▶ **Available data**
□ □ □ □

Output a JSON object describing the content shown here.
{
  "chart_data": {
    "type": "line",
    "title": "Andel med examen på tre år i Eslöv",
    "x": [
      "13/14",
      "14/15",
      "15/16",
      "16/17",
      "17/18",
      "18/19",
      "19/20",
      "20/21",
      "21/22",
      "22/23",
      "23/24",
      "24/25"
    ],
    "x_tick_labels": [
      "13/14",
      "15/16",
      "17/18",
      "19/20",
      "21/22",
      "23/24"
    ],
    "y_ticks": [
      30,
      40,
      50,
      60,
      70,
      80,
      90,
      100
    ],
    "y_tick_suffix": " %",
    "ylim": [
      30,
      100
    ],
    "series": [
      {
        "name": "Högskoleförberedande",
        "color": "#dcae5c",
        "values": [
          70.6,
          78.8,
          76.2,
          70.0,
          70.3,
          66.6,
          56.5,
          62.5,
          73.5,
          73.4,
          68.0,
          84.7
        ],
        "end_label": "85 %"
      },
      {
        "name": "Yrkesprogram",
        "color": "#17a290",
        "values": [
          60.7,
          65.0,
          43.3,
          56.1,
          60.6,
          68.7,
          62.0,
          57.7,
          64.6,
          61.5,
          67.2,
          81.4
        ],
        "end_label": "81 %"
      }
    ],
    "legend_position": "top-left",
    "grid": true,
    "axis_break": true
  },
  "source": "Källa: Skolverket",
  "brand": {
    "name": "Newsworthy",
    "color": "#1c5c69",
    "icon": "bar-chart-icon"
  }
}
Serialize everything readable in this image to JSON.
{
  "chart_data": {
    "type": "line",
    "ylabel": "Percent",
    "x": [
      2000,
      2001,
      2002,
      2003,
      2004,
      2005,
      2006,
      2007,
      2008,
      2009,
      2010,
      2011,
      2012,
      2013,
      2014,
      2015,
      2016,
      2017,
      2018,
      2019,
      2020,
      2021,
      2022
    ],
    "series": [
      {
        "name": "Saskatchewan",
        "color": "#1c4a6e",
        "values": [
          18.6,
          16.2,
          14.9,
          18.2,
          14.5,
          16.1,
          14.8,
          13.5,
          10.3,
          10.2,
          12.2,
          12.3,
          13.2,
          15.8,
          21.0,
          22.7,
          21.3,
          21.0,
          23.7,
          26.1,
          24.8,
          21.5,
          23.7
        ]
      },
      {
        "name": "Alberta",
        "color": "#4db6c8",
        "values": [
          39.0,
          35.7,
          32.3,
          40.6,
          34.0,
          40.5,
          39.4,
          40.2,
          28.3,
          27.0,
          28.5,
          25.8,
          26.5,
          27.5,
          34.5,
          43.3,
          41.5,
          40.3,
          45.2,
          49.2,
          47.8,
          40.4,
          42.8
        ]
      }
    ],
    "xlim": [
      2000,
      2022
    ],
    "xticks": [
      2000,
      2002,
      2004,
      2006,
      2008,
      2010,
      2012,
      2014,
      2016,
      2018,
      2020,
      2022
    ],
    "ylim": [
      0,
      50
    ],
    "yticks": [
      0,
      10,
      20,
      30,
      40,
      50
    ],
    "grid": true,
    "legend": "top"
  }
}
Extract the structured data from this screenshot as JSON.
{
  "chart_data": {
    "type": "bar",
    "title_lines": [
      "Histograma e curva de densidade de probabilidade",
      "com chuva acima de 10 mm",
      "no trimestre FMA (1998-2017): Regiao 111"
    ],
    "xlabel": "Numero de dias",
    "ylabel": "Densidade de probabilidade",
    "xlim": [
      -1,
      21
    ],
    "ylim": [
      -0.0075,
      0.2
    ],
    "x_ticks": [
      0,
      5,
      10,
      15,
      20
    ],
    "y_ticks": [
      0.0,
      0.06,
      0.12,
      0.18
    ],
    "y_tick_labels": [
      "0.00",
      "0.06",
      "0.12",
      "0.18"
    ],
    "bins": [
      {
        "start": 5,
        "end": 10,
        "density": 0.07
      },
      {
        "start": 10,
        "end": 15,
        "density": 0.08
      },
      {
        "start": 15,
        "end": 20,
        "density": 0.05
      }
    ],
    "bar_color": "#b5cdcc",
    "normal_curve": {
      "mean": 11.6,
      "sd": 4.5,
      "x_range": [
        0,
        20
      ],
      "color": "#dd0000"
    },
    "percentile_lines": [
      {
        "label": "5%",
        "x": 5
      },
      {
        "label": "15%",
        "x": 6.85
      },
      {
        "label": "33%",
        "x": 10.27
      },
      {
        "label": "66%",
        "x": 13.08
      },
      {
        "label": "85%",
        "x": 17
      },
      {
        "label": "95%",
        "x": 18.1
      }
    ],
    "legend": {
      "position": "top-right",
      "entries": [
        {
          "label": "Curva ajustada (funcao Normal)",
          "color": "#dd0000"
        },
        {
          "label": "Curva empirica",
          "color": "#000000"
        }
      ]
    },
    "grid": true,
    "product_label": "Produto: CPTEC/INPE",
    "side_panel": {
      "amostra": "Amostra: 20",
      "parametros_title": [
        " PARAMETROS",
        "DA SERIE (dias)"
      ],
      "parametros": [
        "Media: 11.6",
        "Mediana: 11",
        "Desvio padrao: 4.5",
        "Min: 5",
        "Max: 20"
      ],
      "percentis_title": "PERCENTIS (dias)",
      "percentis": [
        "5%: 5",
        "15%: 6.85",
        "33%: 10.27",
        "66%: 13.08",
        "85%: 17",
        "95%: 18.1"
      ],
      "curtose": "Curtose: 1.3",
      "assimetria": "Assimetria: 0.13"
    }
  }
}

□ □ □ □

▶ **Stated task**
Give the number of lines containing the word "probabilidade". No other answer is needed.

▶ **Correct result**
2